_Task requirements:_ Where a line of the material contains the string "count", copy that line.

::: Records for this exercise :::

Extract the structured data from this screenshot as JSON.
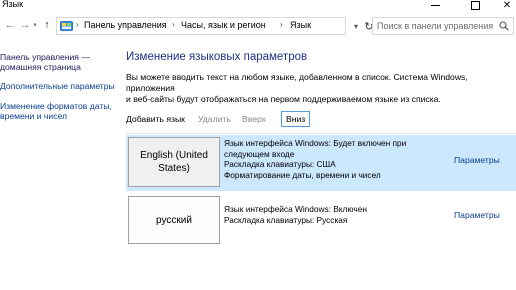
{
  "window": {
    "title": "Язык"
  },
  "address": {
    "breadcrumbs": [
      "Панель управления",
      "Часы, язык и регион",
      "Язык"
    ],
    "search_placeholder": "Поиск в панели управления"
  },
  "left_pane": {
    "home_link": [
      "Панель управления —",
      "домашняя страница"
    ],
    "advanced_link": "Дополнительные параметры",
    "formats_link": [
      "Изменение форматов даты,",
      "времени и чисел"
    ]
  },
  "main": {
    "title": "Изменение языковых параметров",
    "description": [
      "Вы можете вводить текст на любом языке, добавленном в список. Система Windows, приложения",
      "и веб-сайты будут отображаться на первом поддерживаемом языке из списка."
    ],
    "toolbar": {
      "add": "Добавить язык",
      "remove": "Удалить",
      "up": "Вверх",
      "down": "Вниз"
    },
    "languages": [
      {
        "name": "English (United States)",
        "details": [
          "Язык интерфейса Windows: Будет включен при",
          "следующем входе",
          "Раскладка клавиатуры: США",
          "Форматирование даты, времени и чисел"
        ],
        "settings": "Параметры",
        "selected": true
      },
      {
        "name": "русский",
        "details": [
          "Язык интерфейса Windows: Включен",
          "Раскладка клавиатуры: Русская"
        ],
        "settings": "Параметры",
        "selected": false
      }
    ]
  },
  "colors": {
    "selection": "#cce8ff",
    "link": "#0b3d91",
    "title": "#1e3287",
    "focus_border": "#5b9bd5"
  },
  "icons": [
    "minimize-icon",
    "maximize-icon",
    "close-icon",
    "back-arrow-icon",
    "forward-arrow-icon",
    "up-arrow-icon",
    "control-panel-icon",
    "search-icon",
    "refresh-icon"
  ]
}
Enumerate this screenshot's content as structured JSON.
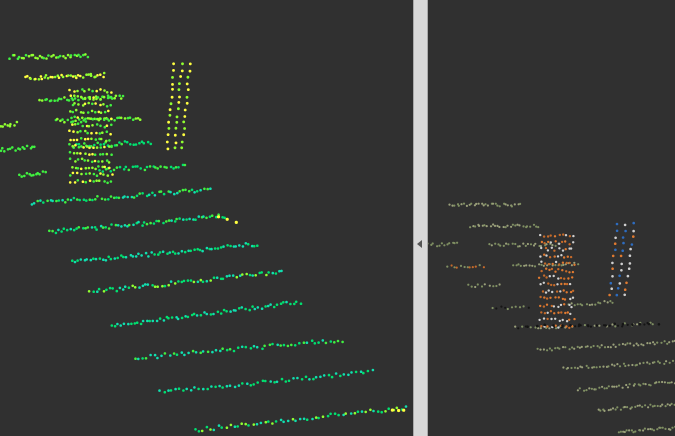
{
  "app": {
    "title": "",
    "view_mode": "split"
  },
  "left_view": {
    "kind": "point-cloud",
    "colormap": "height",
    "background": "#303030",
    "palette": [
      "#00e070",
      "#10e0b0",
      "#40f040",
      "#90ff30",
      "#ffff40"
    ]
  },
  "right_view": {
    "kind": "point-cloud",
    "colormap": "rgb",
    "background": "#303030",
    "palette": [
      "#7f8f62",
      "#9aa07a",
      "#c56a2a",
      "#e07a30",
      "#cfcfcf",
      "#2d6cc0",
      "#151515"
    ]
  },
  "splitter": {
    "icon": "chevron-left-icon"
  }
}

:::
::: Records for this exercise :::

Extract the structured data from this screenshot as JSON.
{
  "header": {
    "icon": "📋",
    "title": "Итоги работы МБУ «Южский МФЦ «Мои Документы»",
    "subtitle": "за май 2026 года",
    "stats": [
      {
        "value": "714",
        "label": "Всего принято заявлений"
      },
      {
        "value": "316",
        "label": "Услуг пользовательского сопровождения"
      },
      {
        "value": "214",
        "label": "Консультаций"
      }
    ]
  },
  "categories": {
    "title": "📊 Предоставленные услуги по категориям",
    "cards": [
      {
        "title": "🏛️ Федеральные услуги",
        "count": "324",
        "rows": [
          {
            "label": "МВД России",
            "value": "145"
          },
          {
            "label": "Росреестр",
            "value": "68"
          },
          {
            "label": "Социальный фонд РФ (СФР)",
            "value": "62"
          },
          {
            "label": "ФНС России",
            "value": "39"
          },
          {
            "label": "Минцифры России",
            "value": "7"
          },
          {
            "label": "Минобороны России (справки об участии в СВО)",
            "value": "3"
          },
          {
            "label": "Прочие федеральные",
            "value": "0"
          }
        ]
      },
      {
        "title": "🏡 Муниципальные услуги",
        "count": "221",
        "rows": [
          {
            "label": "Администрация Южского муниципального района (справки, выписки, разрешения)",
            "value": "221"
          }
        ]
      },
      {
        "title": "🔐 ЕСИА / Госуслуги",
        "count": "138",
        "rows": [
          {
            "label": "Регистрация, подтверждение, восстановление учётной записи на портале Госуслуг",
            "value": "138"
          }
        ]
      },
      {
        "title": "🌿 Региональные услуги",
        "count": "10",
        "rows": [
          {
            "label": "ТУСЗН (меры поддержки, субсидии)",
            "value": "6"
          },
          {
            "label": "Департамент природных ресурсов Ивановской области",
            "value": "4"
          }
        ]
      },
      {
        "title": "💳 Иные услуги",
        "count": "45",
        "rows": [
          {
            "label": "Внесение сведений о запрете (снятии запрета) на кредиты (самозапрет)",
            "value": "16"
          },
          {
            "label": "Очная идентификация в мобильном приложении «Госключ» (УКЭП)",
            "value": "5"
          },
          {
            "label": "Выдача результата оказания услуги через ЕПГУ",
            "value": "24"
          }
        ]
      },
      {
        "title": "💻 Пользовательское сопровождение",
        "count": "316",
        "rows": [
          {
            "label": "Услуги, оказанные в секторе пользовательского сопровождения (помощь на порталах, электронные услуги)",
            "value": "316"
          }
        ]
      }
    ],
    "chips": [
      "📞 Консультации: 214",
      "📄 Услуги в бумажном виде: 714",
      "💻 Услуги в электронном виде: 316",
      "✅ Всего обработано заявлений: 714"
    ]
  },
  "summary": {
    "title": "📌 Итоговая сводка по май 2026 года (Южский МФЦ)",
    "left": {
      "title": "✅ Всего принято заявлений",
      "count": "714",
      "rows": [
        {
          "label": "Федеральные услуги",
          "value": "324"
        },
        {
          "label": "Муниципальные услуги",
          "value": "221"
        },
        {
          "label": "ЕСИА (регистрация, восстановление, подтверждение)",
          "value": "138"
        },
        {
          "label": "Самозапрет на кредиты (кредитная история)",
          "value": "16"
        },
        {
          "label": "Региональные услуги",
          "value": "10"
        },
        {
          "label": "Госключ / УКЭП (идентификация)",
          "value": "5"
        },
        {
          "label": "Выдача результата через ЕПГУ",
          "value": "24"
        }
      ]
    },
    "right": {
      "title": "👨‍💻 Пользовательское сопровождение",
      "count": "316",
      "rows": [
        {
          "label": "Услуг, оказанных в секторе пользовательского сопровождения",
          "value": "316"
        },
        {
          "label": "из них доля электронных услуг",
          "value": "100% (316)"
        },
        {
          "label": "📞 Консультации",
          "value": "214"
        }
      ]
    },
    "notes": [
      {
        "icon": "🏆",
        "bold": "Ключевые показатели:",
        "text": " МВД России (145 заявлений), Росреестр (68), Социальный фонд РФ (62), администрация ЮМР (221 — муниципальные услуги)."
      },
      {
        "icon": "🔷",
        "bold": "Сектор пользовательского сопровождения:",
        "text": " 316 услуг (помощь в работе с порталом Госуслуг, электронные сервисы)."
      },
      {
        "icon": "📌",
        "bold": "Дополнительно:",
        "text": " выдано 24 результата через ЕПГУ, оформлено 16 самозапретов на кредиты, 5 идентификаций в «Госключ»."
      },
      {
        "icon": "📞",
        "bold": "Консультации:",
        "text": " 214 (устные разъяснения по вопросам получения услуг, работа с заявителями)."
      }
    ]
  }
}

:::

_Response to the exercise:_
        "count": "324",
        "count": "221",
        "count": "138",
        "count": "10",
        "count": "45",
        "count": "316",
      "count": "714",
      "count": "316",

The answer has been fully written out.